Data records:
● ● ●

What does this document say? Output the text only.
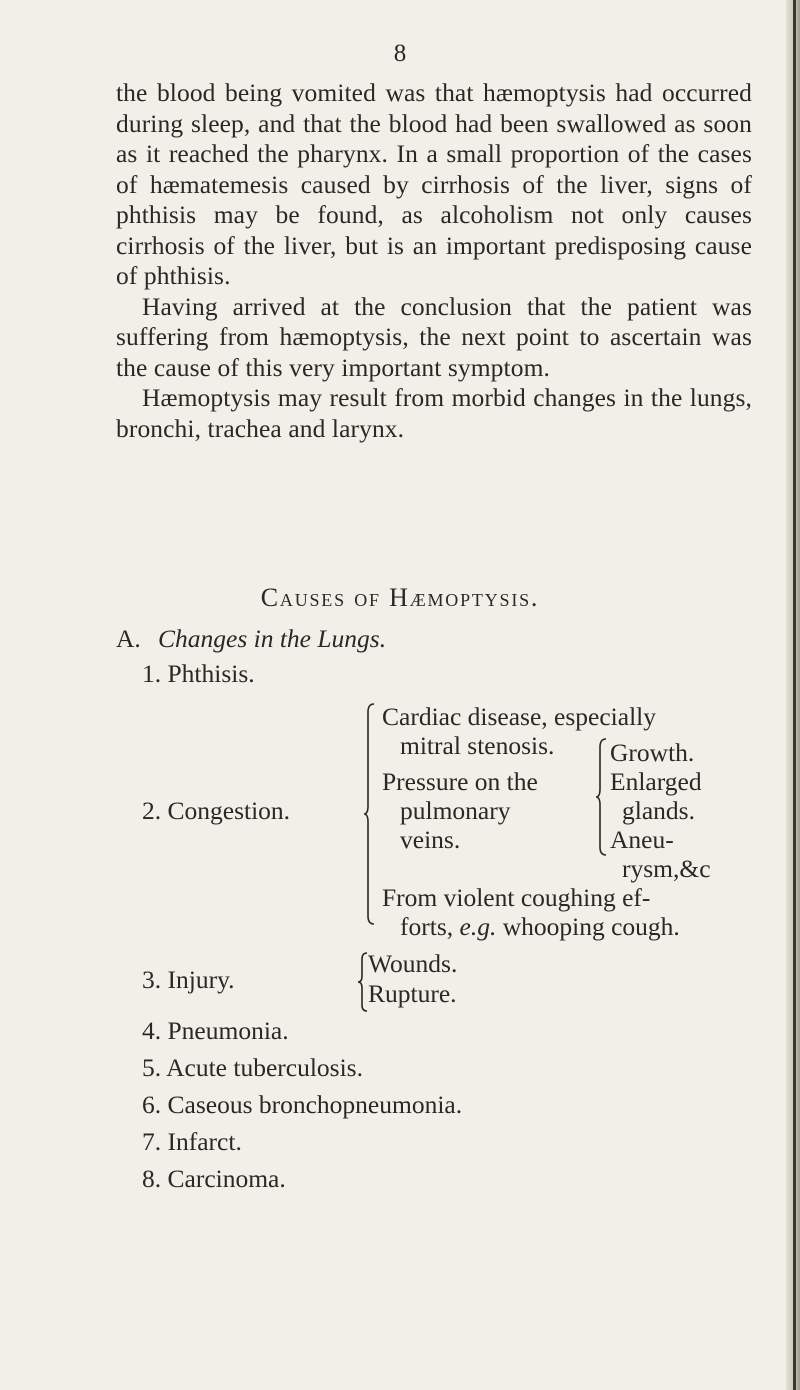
8

the blood being vomited was that hæmoptysis had occurred during sleep, and that the blood had been swallowed as soon as it reached the pharynx. In a small proportion of the cases of hæmatemesis caused by cirrhosis of the liver, signs of phthisis may be found, as alcoholism not only causes cirrhosis of the liver, but is an important predisposing cause of phthisis.

Having arrived at the conclusion that the patient was suffering from hæmoptysis, the next point to ascertain was the cause of this very important symptom.

Hæmoptysis may result from morbid changes in the lungs, bronchi, trachea and larynx.

Causes of Hæmoptysis.
A. Changes in the Lungs.
1. Phthisis.
2. Congestion.
Cardiac disease, especially
mitral stenosis.
Pressure on the
pulmonary
veins.
Growth.
Enlarged
glands.
Aneu-
rysm,&c
From violent coughing ef-
forts, e.g. whooping cough.
3. Injury.
Wounds.
Rupture.
4. Pneumonia.
5. Acute tuberculosis.
6. Caseous bronchopneumonia.
7. Infarct.
8. Carcinoma.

● ● ●

* **Job**:
Repeat each line of the records above exactly, but do not copy the pictures.

* **Solution to this exercise**:
What does this document say? Output the text only.
8

the blood being vomited was that hæmoptysis had occurred during sleep, and that the blood had been swallowed as soon as it reached the pharynx. In a small proportion of the cases of hæmatemesis caused by cirrhosis of the liver, signs of phthisis may be found, as alcoholism not only causes cirrhosis of the liver, but is an important predisposing cause of phthisis.

Having arrived at the conclusion that the patient was suffering from hæmoptysis, the next point to ascertain was the cause of this very important symptom.

Hæmoptysis may result from morbid changes in the lungs, bronchi, trachea and larynx.

Causes of Hæmoptysis.
A. Changes in the Lungs.
1. Phthisis.
2. Congestion.
Cardiac disease, especially
mitral stenosis.
Pressure on the
pulmonary
veins.
Growth.
Enlarged
glands.
Aneu-
rysm,&c
From violent coughing ef-
forts, e.g. whooping cough.
3. Injury.
Wounds.
Rupture.
4. Pneumonia.
5. Acute tuberculosis.
6. Caseous bronchopneumonia.
7. Infarct.
8. Carcinoma.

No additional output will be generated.